--- Source data ---
(begin)

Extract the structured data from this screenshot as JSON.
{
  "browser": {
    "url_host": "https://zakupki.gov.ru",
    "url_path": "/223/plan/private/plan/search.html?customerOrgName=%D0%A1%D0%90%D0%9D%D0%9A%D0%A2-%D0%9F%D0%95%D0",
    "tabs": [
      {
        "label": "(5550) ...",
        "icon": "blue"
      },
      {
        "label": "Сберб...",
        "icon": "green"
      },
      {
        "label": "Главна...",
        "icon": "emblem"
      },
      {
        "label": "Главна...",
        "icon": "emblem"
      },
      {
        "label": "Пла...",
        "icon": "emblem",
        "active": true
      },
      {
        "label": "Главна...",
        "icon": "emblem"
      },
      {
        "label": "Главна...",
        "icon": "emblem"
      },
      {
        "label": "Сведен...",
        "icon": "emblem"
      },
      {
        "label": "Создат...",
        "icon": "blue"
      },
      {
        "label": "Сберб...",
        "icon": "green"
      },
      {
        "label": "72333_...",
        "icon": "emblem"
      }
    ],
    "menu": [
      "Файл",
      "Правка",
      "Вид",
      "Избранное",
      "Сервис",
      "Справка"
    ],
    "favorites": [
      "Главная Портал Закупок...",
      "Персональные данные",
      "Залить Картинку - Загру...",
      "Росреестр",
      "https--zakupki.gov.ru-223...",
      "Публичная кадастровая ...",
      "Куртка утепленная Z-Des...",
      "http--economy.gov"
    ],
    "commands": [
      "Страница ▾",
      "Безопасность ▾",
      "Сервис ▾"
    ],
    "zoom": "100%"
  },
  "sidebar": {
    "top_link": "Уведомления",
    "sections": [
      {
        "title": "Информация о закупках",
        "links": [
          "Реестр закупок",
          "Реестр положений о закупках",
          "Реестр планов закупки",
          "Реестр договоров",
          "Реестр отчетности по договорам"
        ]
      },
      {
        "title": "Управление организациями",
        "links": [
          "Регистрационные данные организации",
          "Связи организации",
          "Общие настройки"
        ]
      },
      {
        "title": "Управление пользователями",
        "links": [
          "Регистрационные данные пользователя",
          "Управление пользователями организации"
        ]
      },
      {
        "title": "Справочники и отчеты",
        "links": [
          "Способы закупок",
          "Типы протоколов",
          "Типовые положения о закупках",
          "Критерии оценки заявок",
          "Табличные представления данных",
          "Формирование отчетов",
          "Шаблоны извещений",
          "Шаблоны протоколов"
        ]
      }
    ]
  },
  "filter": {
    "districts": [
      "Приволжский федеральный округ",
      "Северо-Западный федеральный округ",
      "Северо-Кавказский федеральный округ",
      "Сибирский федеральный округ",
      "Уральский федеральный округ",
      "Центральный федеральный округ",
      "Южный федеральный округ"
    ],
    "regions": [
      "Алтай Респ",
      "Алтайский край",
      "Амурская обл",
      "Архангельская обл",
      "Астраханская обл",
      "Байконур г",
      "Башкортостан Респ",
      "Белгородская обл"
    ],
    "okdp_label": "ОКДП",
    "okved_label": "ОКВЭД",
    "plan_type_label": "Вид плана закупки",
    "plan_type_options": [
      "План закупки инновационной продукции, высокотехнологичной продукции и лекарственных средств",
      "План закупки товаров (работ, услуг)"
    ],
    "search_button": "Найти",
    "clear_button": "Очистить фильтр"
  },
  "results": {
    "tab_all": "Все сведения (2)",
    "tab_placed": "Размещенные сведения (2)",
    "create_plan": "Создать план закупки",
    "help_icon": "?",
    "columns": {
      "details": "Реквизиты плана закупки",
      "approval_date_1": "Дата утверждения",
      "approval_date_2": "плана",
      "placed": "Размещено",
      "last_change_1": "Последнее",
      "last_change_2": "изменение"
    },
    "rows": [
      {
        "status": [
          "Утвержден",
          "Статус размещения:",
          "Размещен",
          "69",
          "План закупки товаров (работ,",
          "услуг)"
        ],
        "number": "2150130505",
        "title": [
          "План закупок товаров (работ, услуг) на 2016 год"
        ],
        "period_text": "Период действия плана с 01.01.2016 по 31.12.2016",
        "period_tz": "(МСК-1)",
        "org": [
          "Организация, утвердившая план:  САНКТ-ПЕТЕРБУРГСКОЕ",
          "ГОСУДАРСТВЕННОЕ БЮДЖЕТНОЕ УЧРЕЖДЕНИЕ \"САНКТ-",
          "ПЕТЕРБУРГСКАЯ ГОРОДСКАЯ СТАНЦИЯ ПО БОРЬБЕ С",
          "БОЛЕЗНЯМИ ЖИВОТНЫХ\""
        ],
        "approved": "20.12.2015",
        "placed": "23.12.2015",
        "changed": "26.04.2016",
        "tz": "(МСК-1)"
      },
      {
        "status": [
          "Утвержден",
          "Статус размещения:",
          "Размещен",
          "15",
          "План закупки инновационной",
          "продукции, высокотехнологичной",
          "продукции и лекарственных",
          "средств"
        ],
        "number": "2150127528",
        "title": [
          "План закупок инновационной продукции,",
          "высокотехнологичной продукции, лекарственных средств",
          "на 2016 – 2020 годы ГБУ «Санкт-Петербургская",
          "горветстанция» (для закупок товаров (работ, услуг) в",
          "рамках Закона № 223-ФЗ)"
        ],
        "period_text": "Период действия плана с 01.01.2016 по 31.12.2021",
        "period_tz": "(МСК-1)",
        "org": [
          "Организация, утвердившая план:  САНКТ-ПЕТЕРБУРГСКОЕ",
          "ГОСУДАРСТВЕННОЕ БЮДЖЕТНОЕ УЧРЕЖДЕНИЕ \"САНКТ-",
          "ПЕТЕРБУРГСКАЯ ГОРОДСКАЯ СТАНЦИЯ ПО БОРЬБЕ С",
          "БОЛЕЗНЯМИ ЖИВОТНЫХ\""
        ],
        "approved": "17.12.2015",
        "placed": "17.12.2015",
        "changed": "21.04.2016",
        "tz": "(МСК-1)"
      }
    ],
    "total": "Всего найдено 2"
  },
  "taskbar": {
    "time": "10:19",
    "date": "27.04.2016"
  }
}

(end)

Copy out every line with the word "пользователями".

--- Task output ---
        "title": "Управление пользователями",
          "Управление пользователями организации"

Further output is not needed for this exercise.